#### Challenge:
Write out each line beneath this one exactly as it reads.

#### Given entries:
☆ ☆ ☆ ☆ ☆ ☆ ☆
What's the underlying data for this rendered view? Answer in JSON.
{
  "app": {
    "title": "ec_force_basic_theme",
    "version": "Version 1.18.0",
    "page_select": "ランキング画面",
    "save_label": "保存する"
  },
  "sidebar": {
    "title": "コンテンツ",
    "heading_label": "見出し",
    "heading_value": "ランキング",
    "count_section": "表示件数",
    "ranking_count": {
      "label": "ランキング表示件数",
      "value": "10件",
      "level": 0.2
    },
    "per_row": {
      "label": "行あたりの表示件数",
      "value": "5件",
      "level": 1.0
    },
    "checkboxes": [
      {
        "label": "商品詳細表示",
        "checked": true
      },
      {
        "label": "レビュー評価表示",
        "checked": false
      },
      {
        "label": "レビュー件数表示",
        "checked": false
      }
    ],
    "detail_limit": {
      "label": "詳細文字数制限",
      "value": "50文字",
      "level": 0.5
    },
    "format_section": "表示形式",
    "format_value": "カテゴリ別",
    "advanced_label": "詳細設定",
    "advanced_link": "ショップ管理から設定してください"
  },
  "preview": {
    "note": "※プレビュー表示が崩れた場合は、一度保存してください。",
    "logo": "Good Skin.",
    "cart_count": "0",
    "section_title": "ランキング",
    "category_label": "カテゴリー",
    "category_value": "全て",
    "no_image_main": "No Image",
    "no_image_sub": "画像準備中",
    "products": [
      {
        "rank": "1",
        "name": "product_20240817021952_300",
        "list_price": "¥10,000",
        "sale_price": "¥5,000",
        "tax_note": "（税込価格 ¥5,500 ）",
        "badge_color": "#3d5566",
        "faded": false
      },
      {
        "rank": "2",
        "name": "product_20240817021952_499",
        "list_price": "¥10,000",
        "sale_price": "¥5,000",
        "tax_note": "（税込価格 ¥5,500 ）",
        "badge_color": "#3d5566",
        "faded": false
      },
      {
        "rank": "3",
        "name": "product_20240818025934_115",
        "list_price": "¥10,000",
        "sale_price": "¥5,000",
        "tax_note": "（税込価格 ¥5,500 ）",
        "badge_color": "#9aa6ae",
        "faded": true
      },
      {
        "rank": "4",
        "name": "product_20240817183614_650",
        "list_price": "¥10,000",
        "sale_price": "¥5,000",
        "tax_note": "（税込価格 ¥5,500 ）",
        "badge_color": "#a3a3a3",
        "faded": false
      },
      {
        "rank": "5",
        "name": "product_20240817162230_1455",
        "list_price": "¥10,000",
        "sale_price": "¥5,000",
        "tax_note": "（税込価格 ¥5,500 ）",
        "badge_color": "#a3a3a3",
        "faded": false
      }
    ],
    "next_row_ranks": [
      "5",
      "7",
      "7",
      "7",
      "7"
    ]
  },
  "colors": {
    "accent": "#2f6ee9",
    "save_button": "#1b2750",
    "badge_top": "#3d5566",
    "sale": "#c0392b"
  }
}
☆ ☆ ☆ ☆ ☆ ☆ ☆
#### Task output:
What's the underlying data for this rendered view? Answer in JSON.
{
  "app": {
    "title": "ec_force_basic_theme",
    "version": "Version 1.18.0",
    "page_select": "ランキング画面",
    "save_label": "保存する"
  },
  "sidebar": {
    "title": "コンテンツ",
    "heading_label": "見出し",
    "heading_value": "ランキング",
    "count_section": "表示件数",
    "ranking_count": {
      "label": "ランキング表示件数",
      "value": "10件",
      "level": 0.2
    },
    "per_row": {
      "label": "行あたりの表示件数",
      "value": "5件",
      "level": 1.0
    },
    "checkboxes": [
      {
        "label": "商品詳細表示",
        "checked": true
      },
      {
        "label": "レビュー評価表示",
        "checked": false
      },
      {
        "label": "レビュー件数表示",
        "checked": false
      }
    ],
    "detail_limit": {
      "label": "詳細文字数制限",
      "value": "50文字",
      "level": 0.5
    },
    "format_section": "表示形式",
    "format_value": "カテゴリ別",
    "advanced_label": "詳細設定",
    "advanced_link": "ショップ管理から設定してください"
  },
  "preview": {
    "note": "※プレビュー表示が崩れた場合は、一度保存してください。",
    "logo": "Good Skin.",
    "cart_count": "0",
    "section_title": "ランキング",
    "category_label": "カテゴリー",
    "category_value": "全て",
    "no_image_main": "No Image",
    "no_image_sub": "画像準備中",
    "products": [
      {
        "rank": "1",
        "name": "product_20240817021952_300",
        "list_price": "¥10,000",
        "sale_price": "¥5,000",
        "tax_note": "（税込価格 ¥5,500 ）",
        "badge_color": "#3d5566",
        "faded": false
      },
      {
        "rank": "2",
        "name": "product_20240817021952_499",
        "list_price": "¥10,000",
        "sale_price": "¥5,000",
        "tax_note": "（税込価格 ¥5,500 ）",
        "badge_color": "#3d5566",
        "faded": false
      },
      {
        "rank": "3",
        "name": "product_20240818025934_115",
        "list_price": "¥10,000",
        "sale_price": "¥5,000",
        "tax_note": "（税込価格 ¥5,500 ）",
        "badge_color": "#9aa6ae",
        "faded": true
      },
      {
        "rank": "4",
        "name": "product_20240817183614_650",
        "list_price": "¥10,000",
        "sale_price": "¥5,000",
        "tax_note": "（税込価格 ¥5,500 ）",
        "badge_color": "#a3a3a3",
        "faded": false
      },
      {
        "rank": "5",
        "name": "product_20240817162230_1455",
        "list_price": "¥10,000",
        "sale_price": "¥5,000",
        "tax_note": "（税込価格 ¥5,500 ）",
        "badge_color": "#a3a3a3",
        "faded": false
      }
    ],
    "next_row_ranks": [
      "5",
      "7",
      "7",
      "7",
      "7"
    ]
  },
  "colors": {
    "accent": "#2f6ee9",
    "save_button": "#1b2750",
    "badge_top": "#3d5566",
    "sale": "#c0392b"
  }
}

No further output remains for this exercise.